start

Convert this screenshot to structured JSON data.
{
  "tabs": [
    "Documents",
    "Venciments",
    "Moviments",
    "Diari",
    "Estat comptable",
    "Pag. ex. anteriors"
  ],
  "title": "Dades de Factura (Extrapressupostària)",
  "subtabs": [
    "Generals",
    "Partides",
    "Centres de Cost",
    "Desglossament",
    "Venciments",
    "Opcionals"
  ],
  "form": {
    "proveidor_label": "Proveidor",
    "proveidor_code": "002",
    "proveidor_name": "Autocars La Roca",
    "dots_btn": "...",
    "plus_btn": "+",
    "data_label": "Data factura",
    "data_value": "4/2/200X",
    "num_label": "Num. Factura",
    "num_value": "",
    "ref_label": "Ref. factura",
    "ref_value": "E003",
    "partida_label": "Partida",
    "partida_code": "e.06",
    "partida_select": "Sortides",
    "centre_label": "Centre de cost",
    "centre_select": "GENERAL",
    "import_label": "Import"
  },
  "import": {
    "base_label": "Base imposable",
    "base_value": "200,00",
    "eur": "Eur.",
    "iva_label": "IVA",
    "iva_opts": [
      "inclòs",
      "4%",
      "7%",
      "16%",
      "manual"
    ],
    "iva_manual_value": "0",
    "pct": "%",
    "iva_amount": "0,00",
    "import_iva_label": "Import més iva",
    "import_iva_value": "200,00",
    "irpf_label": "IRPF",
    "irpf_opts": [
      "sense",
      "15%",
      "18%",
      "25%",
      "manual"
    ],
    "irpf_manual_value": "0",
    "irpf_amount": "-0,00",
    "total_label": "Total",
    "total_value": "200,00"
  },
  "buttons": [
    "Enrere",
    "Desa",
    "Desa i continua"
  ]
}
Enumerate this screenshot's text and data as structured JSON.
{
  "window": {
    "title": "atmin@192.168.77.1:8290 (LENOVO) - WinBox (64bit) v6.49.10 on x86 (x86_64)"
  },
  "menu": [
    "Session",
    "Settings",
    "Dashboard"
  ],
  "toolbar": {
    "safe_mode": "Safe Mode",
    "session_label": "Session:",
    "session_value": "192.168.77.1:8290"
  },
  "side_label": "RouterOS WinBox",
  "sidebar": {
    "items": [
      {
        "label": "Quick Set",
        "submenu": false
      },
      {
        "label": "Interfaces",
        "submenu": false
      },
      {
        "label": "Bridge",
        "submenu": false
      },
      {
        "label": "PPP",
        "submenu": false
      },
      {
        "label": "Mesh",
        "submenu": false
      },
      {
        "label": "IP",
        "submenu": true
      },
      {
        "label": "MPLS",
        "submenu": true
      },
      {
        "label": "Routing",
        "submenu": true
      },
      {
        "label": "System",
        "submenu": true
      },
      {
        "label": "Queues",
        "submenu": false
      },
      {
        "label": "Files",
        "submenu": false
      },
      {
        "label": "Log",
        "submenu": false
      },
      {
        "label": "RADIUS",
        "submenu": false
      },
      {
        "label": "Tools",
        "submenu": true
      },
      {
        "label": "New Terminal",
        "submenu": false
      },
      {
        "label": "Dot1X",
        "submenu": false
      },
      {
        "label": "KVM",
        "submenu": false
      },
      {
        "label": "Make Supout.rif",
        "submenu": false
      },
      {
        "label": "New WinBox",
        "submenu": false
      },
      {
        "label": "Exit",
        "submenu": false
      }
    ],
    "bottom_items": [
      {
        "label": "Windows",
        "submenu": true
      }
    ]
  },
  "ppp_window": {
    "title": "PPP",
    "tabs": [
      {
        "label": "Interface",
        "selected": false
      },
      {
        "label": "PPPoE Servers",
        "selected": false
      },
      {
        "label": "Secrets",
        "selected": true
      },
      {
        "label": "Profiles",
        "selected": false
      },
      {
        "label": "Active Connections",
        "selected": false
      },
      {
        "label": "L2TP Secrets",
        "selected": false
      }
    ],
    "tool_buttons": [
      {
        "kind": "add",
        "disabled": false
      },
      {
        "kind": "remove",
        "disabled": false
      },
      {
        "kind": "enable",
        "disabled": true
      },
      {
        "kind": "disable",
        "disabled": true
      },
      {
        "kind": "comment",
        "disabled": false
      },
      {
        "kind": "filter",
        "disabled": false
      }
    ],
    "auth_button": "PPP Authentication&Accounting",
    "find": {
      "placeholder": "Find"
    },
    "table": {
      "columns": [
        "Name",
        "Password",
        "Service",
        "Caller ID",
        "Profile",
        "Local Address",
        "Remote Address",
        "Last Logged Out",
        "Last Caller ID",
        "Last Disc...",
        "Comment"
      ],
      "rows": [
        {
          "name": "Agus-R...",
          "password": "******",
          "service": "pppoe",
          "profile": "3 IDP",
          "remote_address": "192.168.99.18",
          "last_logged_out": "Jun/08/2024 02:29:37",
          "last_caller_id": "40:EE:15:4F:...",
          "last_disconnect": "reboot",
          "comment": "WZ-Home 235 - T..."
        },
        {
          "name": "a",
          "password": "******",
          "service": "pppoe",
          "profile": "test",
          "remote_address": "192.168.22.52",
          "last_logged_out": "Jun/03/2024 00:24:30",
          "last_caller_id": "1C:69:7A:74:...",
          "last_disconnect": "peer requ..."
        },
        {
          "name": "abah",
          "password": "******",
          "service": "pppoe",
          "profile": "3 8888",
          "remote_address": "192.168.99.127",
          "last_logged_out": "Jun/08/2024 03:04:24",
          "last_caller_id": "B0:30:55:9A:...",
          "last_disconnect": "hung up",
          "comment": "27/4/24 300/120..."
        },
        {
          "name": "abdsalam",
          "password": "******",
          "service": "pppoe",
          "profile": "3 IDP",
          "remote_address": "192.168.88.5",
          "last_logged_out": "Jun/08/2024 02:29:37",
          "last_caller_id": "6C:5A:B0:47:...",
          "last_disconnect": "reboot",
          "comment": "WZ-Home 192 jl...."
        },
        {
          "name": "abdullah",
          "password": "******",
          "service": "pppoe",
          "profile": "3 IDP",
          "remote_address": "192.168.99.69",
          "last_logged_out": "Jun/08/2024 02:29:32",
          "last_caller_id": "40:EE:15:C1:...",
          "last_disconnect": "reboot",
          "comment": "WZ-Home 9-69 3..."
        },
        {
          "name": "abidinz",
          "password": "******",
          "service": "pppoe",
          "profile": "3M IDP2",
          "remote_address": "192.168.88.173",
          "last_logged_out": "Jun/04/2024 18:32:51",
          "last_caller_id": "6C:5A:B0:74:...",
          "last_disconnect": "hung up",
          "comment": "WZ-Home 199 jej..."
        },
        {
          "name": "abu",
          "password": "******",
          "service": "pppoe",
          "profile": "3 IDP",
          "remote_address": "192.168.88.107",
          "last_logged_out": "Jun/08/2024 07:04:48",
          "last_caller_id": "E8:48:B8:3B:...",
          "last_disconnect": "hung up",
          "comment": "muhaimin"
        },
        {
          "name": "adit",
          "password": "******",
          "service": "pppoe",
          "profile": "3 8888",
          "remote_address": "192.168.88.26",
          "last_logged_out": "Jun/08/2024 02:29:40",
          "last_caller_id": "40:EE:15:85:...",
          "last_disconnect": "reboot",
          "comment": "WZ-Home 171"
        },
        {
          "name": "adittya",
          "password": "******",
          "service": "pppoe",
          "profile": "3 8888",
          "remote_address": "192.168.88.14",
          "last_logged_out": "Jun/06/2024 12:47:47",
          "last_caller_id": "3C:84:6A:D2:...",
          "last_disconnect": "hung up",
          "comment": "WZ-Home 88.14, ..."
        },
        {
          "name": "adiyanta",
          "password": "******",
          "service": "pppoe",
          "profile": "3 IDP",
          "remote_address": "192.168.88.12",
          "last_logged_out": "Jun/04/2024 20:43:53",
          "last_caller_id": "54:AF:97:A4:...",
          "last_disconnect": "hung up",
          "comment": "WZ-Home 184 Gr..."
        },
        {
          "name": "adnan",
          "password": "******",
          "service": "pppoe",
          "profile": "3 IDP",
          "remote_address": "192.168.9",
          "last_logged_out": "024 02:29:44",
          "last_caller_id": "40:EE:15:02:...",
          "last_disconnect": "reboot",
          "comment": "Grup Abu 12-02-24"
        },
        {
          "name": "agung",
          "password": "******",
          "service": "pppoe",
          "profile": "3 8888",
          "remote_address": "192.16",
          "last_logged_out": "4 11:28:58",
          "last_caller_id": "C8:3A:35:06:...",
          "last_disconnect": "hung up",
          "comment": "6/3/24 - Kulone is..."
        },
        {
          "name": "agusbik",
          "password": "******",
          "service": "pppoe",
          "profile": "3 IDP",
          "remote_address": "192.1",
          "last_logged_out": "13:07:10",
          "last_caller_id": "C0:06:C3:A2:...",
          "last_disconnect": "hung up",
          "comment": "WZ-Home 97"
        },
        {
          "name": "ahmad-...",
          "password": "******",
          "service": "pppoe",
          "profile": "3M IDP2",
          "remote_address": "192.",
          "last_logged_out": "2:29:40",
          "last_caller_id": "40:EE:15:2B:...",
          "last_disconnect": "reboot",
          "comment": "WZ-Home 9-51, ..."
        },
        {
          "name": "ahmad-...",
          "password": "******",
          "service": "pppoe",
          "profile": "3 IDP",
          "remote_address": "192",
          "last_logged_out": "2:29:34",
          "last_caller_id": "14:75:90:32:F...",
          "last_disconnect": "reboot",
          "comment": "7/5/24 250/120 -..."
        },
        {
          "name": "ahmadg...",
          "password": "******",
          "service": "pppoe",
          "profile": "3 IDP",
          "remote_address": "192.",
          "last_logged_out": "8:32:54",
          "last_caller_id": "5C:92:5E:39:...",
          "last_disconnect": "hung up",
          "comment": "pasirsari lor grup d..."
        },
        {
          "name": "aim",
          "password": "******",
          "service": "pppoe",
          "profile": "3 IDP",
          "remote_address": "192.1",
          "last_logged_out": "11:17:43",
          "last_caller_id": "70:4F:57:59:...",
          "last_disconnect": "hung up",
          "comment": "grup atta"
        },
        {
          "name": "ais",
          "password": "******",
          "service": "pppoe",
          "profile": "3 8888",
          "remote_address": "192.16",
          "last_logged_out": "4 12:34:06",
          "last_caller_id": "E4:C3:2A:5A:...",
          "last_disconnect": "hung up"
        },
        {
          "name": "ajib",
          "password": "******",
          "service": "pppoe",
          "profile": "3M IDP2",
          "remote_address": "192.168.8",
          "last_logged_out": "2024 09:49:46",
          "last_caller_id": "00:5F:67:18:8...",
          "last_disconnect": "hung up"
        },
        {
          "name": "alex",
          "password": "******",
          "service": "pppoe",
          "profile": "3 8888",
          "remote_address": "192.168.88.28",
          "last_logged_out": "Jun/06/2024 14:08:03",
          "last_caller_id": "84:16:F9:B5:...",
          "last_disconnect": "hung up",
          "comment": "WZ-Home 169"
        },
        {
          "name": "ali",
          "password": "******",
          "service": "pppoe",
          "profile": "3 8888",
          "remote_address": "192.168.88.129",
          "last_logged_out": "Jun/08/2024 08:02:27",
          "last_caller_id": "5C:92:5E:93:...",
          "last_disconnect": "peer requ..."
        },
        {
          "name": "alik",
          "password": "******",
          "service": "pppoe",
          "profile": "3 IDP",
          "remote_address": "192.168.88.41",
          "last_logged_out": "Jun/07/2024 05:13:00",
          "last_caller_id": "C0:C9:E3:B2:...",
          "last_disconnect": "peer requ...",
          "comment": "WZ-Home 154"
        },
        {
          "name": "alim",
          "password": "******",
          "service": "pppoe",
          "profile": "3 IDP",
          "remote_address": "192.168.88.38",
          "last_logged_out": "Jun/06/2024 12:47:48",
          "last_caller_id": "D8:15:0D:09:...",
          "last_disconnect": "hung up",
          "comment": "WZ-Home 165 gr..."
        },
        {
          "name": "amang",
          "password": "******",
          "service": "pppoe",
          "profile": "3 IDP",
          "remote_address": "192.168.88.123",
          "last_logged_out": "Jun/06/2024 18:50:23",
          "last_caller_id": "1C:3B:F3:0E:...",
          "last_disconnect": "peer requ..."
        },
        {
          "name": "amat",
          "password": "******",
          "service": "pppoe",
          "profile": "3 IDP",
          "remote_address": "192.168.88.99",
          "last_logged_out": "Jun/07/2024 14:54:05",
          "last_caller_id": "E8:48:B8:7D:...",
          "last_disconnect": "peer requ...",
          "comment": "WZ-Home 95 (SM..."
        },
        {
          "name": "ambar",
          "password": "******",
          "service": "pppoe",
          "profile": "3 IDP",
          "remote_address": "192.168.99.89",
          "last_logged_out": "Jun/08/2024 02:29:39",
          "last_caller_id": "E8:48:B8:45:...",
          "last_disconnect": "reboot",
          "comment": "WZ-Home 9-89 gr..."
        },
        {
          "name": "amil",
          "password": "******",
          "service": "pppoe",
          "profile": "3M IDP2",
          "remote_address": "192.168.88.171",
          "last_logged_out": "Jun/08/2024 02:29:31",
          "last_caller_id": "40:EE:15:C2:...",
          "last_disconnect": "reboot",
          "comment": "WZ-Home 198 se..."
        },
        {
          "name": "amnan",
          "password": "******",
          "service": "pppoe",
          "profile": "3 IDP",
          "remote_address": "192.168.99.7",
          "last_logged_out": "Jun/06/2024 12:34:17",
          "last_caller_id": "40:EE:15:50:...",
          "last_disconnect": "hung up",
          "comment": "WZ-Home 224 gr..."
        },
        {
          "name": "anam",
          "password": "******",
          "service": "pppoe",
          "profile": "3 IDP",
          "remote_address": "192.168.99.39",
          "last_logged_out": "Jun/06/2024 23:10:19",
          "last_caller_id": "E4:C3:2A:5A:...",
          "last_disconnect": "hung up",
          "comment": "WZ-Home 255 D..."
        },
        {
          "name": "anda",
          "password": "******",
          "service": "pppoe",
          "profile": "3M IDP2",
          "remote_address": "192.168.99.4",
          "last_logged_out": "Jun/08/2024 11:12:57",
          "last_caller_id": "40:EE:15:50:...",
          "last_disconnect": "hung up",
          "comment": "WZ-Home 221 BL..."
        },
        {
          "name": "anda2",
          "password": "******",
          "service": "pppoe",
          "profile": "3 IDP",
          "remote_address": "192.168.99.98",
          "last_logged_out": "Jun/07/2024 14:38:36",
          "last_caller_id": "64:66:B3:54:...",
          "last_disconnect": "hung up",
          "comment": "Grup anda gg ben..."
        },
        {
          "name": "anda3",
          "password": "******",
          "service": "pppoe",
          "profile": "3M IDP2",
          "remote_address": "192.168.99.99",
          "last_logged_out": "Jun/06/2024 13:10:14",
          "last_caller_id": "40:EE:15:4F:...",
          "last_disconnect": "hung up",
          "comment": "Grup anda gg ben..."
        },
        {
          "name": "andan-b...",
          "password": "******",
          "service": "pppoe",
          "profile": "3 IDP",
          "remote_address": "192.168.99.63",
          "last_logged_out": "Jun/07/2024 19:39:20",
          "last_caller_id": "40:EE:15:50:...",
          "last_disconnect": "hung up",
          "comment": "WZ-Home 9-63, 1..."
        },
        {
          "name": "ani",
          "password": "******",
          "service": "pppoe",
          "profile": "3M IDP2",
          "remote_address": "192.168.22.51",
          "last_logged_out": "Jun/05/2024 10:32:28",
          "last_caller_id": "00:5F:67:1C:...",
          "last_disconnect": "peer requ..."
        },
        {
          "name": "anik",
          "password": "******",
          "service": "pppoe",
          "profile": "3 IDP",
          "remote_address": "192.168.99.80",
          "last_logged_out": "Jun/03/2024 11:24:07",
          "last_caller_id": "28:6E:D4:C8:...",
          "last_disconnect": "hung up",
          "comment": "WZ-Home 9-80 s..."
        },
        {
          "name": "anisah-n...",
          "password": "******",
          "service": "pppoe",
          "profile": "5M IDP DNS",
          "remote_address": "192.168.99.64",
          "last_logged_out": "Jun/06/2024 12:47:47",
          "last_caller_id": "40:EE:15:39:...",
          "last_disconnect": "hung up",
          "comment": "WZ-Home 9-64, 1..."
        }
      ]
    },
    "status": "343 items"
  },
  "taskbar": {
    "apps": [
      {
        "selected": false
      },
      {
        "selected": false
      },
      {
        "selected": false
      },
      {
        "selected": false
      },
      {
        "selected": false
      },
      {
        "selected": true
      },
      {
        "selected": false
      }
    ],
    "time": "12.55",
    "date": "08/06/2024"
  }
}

end

The exercise
Copy every line that includes the string "JSON" from the material above.

Answer in full
Convert this screenshot to structured JSON data.
Enumerate this screenshot's text and data as structured JSON.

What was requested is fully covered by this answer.